Figure record listings
************

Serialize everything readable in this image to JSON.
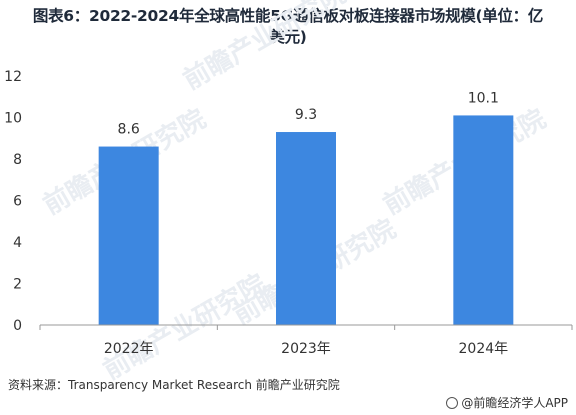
{
  "title_line1": "图表6：2022-2024年全球高性能5G通信板对板连接器市场规模(单位：亿",
  "title_line2": "美元)",
  "source": "资料来源：Transparency Market Research 前瞻产业研究院",
  "brand": "@前瞻经济学人APP",
  "watermark": "前瞻产业研究院",
  "colors": {
    "bar": "#3d87e0",
    "axis": "#999999",
    "text": "#333333"
  },
  "chart_data": {
    "type": "bar",
    "categories": [
      "2022年",
      "2023年",
      "2024年"
    ],
    "values": [
      8.6,
      9.3,
      10.1
    ],
    "data_labels": [
      "8.6",
      "9.3",
      "10.1"
    ],
    "yticks": [
      "0",
      "2",
      "4",
      "6",
      "8",
      "10",
      "12"
    ],
    "ylim": [
      0,
      12
    ],
    "grid": false,
    "legend": "none"
  }
}
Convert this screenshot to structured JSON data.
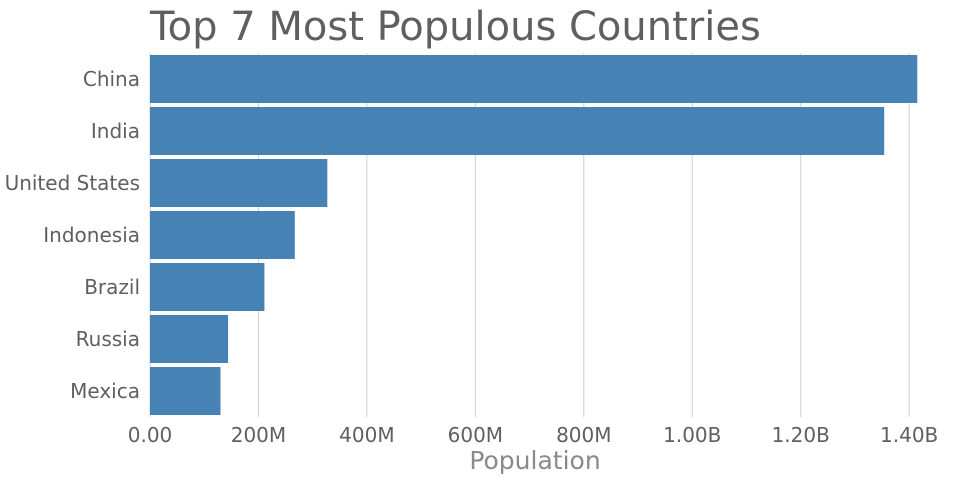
{
  "chart_data": {
    "type": "bar",
    "orientation": "horizontal",
    "title": "Top 7 Most Populous Countries",
    "xlabel": "Population",
    "ylabel": "",
    "categories": [
      "China",
      "India",
      "United States",
      "Indonesia",
      "Brazil",
      "Russia",
      "Mexica"
    ],
    "values": [
      1415000000,
      1354000000,
      327000000,
      267000000,
      211000000,
      144000000,
      130000000
    ],
    "xlim": [
      0,
      1420000000
    ],
    "xticks": [
      0,
      200000000,
      400000000,
      600000000,
      800000000,
      1000000000,
      1200000000,
      1400000000
    ],
    "xtick_labels": [
      "0.00",
      "200M",
      "400M",
      "600M",
      "800M",
      "1.00B",
      "1.20B",
      "1.40B"
    ],
    "grid": "vertical",
    "legend": "none",
    "bar_color": "#4682b4"
  }
}
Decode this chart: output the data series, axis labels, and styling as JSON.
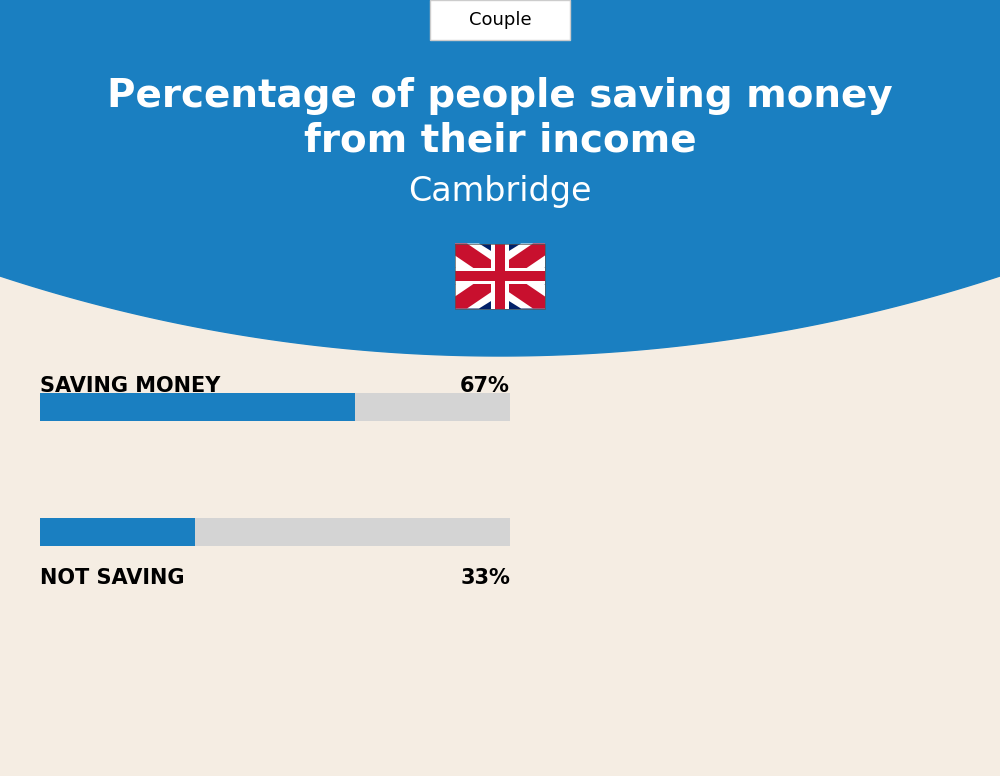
{
  "title_line1": "Percentage of people saving money",
  "title_line2": "from their income",
  "city": "Cambridge",
  "tab_label": "Couple",
  "bg_color": "#f5ede3",
  "circle_color": "#1a7fc1",
  "bar_color": "#1a7fc1",
  "bar_bg_color": "#d4d4d4",
  "saving_label": "SAVING MONEY",
  "saving_pct": 67,
  "saving_pct_label": "67%",
  "not_saving_label": "NOT SAVING",
  "not_saving_pct": 33,
  "not_saving_pct_label": "33%",
  "title_color": "#ffffff",
  "city_color": "#ffffff",
  "label_color": "#000000",
  "tab_bg": "#ffffff",
  "tab_border": "#cccccc",
  "fig_width": 10.0,
  "fig_height": 7.76,
  "dpi": 100
}
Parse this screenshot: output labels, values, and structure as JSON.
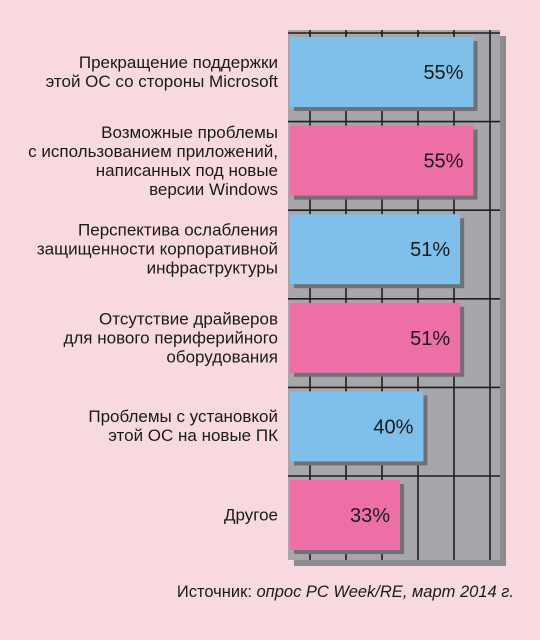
{
  "chart_data": {
    "type": "bar",
    "orientation": "horizontal",
    "categories": [
      "Прекращение поддержки\nэтой ОС со стороны Microsoft",
      "Возможные проблемы\nс использованием приложений,\nнаписанных под новые\nверсии Windows",
      "Перспектива ослабления\nзащищенности корпоративной\nинфраструктуры",
      "Отсутствие драйверов\nдля нового периферийного\nоборудования",
      "Проблемы с установкой\nэтой ОС на новые ПК",
      "Другое"
    ],
    "values": [
      55,
      55,
      51,
      51,
      40,
      33
    ],
    "value_labels": [
      "55%",
      "55%",
      "51%",
      "51%",
      "40%",
      "33%"
    ],
    "xlim": [
      0,
      65
    ],
    "grid": true,
    "colors": {
      "bar_blue": "#7ec0ea",
      "bar_pink": "#ee6fa6",
      "plot_background": "#a6a6ab",
      "page_background": "#f8d9df",
      "grid": "#1e1e1e"
    }
  },
  "source": {
    "prefix": "Источник: ",
    "italic": "опрос PC Week/RE, март 2014 г."
  }
}
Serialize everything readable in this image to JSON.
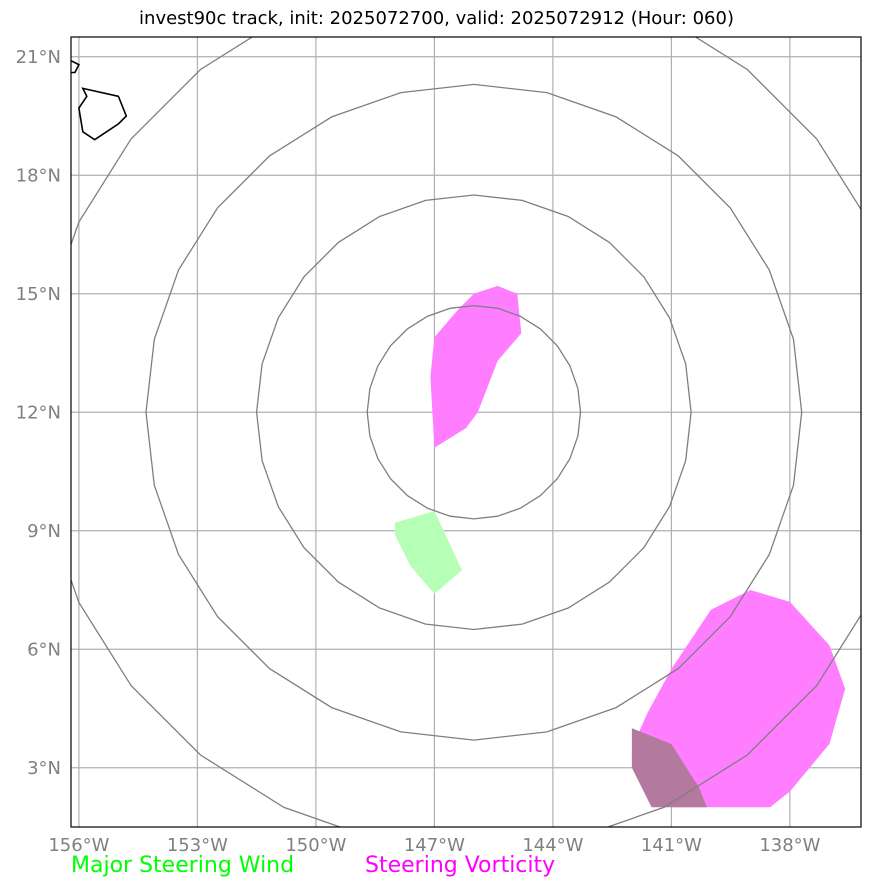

************

• Aim of the task
Print all of the records shown above exactly, leaving out each picture.

• Correct answer
Serialize everything readable in this image to JSON.
{
  "title_line1": "图表6：2022-2024年全球高性能5G通信板对板连接器市场规模(单位：亿",
  "title_line2": "美元)",
  "source": "资料来源：Transparency Market Research 前瞻产业研究院",
  "brand": "@前瞻经济学人APP",
  "watermark": "前瞻产业研究院",
  "colors": {
    "bar": "#3d87e0",
    "axis": "#999999",
    "text": "#333333"
  },
  "chart_data": {
    "type": "bar",
    "categories": [
      "2022年",
      "2023年",
      "2024年"
    ],
    "values": [
      8.6,
      9.3,
      10.1
    ],
    "data_labels": [
      "8.6",
      "9.3",
      "10.1"
    ],
    "yticks": [
      "0",
      "2",
      "4",
      "6",
      "8",
      "10",
      "12"
    ],
    "ylim": [
      0,
      12
    ],
    "grid": false,
    "legend": "none"
  }
}
Convert this screenshot to structured JSON data.
{
  "chart_data": {
    "type": "bar",
    "orientation": "horizontal",
    "title": "Top 7 Most Populous Countries",
    "xlabel": "Population",
    "ylabel": "",
    "categories": [
      "China",
      "India",
      "United States",
      "Indonesia",
      "Brazil",
      "Russia",
      "Mexica"
    ],
    "values": [
      1415000000,
      1354000000,
      327000000,
      267000000,
      211000000,
      144000000,
      130000000
    ],
    "xlim": [
      0,
      1420000000
    ],
    "xticks": [
      0,
      200000000,
      400000000,
      600000000,
      800000000,
      1000000000,
      1200000000,
      1400000000
    ],
    "xtick_labels": [
      "0.00",
      "200M",
      "400M",
      "600M",
      "800M",
      "1.00B",
      "1.20B",
      "1.40B"
    ],
    "grid": "vertical",
    "legend": "none",
    "bar_color": "#4682b4"
  }
}
Decode this chart: output the data series, axis labels, and styling as JSON.
{
  "title_line1": "Percentage of people saving money",
  "title_line2": "from their income",
  "city": "Cambridge",
  "tab_label": "Couple",
  "bg_color": "#f5ede3",
  "circle_color": "#1a7fc1",
  "bar_color": "#1a7fc1",
  "bar_bg_color": "#d4d4d4",
  "saving_label": "SAVING MONEY",
  "saving_pct": 67,
  "saving_pct_label": "67%",
  "not_saving_label": "NOT SAVING",
  "not_saving_pct": 33,
  "not_saving_pct_label": "33%",
  "title_color": "#ffffff",
  "city_color": "#ffffff",
  "label_color": "#000000",
  "tab_bg": "#ffffff",
  "tab_border": "#cccccc",
  "fig_width": 10.0,
  "fig_height": 7.76,
  "dpi": 100
}
Parse this screenshot: output labels, values, and structure as JSON.
{
  "chart_data": {
    "type": "bar",
    "orientation": "horizontal",
    "categories": [
      "Прекращение поддержки\nэтой ОС со стороны Microsoft",
      "Возможные проблемы\nс использованием приложений,\nнаписанных под новые\nверсии Windows",
      "Перспектива ослабления\nзащищенности корпоративной\nинфраструктуры",
      "Отсутствие драйверов\nдля нового периферийного\nоборудования",
      "Проблемы с установкой\nэтой ОС на новые ПК",
      "Другое"
    ],
    "values": [
      55,
      55,
      51,
      51,
      40,
      33
    ],
    "value_labels": [
      "55%",
      "55%",
      "51%",
      "51%",
      "40%",
      "33%"
    ],
    "xlim": [
      0,
      65
    ],
    "grid": true,
    "colors": {
      "bar_blue": "#7ec0ea",
      "bar_pink": "#ee6fa6",
      "plot_background": "#a6a6ab",
      "page_background": "#f8d9df",
      "grid": "#1e1e1e"
    }
  },
  "source": {
    "prefix": "Источник: ",
    "italic": "опрос PC Week/RE, март 2014 г."
  }
}
Serialize everything readable in this image to JSON.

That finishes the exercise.